# PROBLEM DESCRIPTION
The listing below must be repeated word for word, with its images excluded.
-- START OF RECORDS FOR THE EXERCISE --
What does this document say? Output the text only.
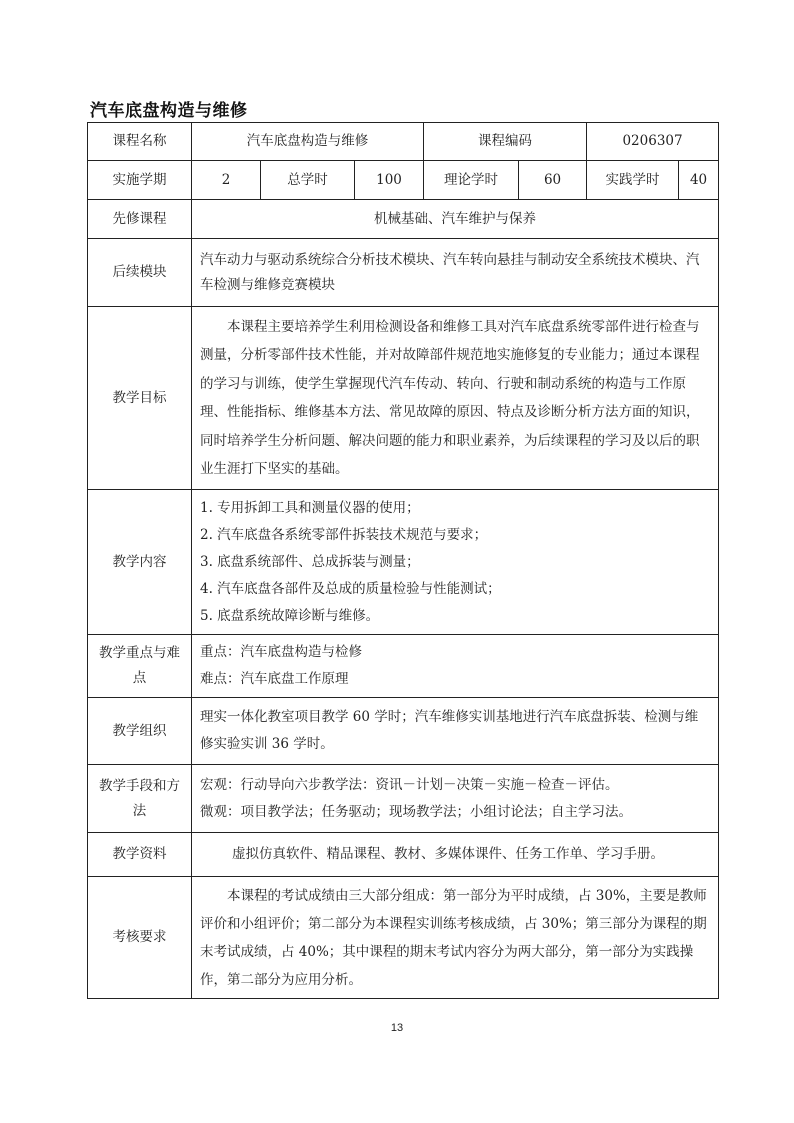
汽车底盘构造与维修
课程名称	汽车底盘构造与维修			课程编码		0206307	
实施学期	2	总学时	100	理论学时	60	实践学时	40
先修课程	机械基础、汽车维护与保养						
后续模块	汽车动力与驱动系统综合分析技术模块、汽车转向悬挂与制动安全系统技术模块、汽车检测与维修竞赛模块						
教学目标	本课程主要培养学生利用检测设备和维修工具对汽车底盘系统零部件进行检查与测量，分析零部件技术性能，并对故障部件规范地实施修复的专业能力；通过本课程的学习与训练，使学生掌握现代汽车传动、转向、行驶和制动系统的构造与工作原理、性能指标、维修基本方法、常见故障的原因、特点及诊断分析方法方面的知识，同时培养学生分析问题、解决问题的能力和职业素养，为后续课程的学习及以后的职业生涯打下坚实的基础。						
教学内容	1. 专用拆卸工具和测量仪器的使用；
2. 汽车底盘各系统零部件拆装技术规范与要求；
3. 底盘系统部件、总成拆装与测量；
4. 汽车底盘各部件及总成的质量检验与性能测试；
5. 底盘系统故障诊断与维修。						

教学重点与难点	重点：汽车底盘构造与检修
难点：汽车底盘工作原理						

教学组织	理实一体化教室项目教学 60 学时；汽车维修实训基地进行汽车底盘拆装、检测与维修实验实训 36 学时。						
教学手段和方法	宏观：行动导向六步教学法：资讯－计划－决策－实施－检查－评估。
微观：项目教学法；任务驱动；现场教学法；小组讨论法；自主学习法。						

教学资料	虚拟仿真软件、精品课程、教材、多媒体课件、任务工作单、学习手册。						
考核要求	本课程的考试成绩由三大部分组成：第一部分为平时成绩，占 30%，主要是教师评价和小组评价；第二部分为本课程实训练考核成绩，占 30%；第三部分为课程的期末考试成绩，占 40%；其中课程的期末考试内容分为两大部分，第一部分为实践操作，第二部分为应用分析。						
13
-- END OF RECORDS FOR THE EXERCISE --
# SOLUTION TO THIS TASK
What does this document say? Output the text only.
汽车底盘构造与维修
课程名称	汽车底盘构造与维修			课程编码		0206307	
实施学期	2	总学时	100	理论学时	60	实践学时	40
先修课程	机械基础、汽车维护与保养						
后续模块	汽车动力与驱动系统综合分析技术模块、汽车转向悬挂与制动安全系统技术模块、汽车检测与维修竞赛模块						
教学目标	本课程主要培养学生利用检测设备和维修工具对汽车底盘系统零部件进行检查与测量，分析零部件技术性能，并对故障部件规范地实施修复的专业能力；通过本课程的学习与训练，使学生掌握现代汽车传动、转向、行驶和制动系统的构造与工作原理、性能指标、维修基本方法、常见故障的原因、特点及诊断分析方法方面的知识，同时培养学生分析问题、解决问题的能力和职业素养，为后续课程的学习及以后的职业生涯打下坚实的基础。						
教学内容	1. 专用拆卸工具和测量仪器的使用；
2. 汽车底盘各系统零部件拆装技术规范与要求；
3. 底盘系统部件、总成拆装与测量；
4. 汽车底盘各部件及总成的质量检验与性能测试；
5. 底盘系统故障诊断与维修。						

教学重点与难点	重点：汽车底盘构造与检修
难点：汽车底盘工作原理						

教学组织	理实一体化教室项目教学 60 学时；汽车维修实训基地进行汽车底盘拆装、检测与维修实验实训 36 学时。						
教学手段和方法	宏观：行动导向六步教学法：资讯－计划－决策－实施－检查－评估。
微观：项目教学法；任务驱动；现场教学法；小组讨论法；自主学习法。						

教学资料	虚拟仿真软件、精品课程、教材、多媒体课件、任务工作单、学习手册。						
考核要求	本课程的考试成绩由三大部分组成：第一部分为平时成绩，占 30%，主要是教师评价和小组评价；第二部分为本课程实训练考核成绩，占 30%；第三部分为课程的期末考试成绩，占 40%；其中课程的期末考试内容分为两大部分，第一部分为实践操作，第二部分为应用分析。						
13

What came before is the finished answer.